## Begin Records to process

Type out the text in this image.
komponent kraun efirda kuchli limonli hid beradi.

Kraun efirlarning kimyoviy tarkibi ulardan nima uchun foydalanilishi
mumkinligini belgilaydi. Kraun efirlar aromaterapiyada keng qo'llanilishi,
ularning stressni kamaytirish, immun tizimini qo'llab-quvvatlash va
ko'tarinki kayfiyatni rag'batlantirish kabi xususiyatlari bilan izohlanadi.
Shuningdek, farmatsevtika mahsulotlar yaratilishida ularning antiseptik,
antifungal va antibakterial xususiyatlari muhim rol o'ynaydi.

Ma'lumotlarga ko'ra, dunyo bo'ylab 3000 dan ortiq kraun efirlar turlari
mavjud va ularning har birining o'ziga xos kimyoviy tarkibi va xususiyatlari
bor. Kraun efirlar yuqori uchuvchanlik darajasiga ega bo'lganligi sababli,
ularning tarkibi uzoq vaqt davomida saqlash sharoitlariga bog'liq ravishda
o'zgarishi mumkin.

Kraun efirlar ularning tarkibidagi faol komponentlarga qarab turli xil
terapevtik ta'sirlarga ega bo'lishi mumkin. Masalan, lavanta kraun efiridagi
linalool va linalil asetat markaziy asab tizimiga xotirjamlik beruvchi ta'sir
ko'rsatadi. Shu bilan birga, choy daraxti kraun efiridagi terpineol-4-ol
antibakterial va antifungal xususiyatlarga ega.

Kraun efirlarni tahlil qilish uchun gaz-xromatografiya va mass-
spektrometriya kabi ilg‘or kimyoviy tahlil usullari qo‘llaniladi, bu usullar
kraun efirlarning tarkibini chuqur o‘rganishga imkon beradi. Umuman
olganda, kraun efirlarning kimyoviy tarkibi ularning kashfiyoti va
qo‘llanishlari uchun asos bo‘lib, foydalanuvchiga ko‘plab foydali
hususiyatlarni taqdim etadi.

## End Records to process

» Problem to work on
Set down the listing above in full, please, exactly as it appears.

» Output below
Type out the text in this image.
komponent kraun efirda kuchli limonli hid beradi.

Kraun efirlarning kimyoviy tarkibi ulardan nima uchun foydalanilishi
mumkinligini belgilaydi. Kraun efirlar aromaterapiyada keng qo'llanilishi,
ularning stressni kamaytirish, immun tizimini qo'llab-quvvatlash va
ko'tarinki kayfiyatni rag'batlantirish kabi xususiyatlari bilan izohlanadi.
Shuningdek, farmatsevtika mahsulotlar yaratilishida ularning antiseptik,
antifungal va antibakterial xususiyatlari muhim rol o'ynaydi.

Ma'lumotlarga ko'ra, dunyo bo'ylab 3000 dan ortiq kraun efirlar turlari
mavjud va ularning har birining o'ziga xos kimyoviy tarkibi va xususiyatlari
bor. Kraun efirlar yuqori uchuvchanlik darajasiga ega bo'lganligi sababli,
ularning tarkibi uzoq vaqt davomida saqlash sharoitlariga bog'liq ravishda
o'zgarishi mumkin.

Kraun efirlar ularning tarkibidagi faol komponentlarga qarab turli xil
terapevtik ta'sirlarga ega bo'lishi mumkin. Masalan, lavanta kraun efiridagi
linalool va linalil asetat markaziy asab tizimiga xotirjamlik beruvchi ta'sir
ko'rsatadi. Shu bilan birga, choy daraxti kraun efiridagi terpineol-4-ol
antibakterial va antifungal xususiyatlarga ega.

Kraun efirlarni tahlil qilish uchun gaz-xromatografiya va mass-
spektrometriya kabi ilg‘or kimyoviy tahlil usullari qo‘llaniladi, bu usullar
kraun efirlarning tarkibini chuqur o‘rganishga imkon beradi. Umuman
olganda, kraun efirlarning kimyoviy tarkibi ularning kashfiyoti va
qo‘llanishlari uchun asos bo‘lib, foydalanuvchiga ko‘plab foydali
hususiyatlarni taqdim etadi.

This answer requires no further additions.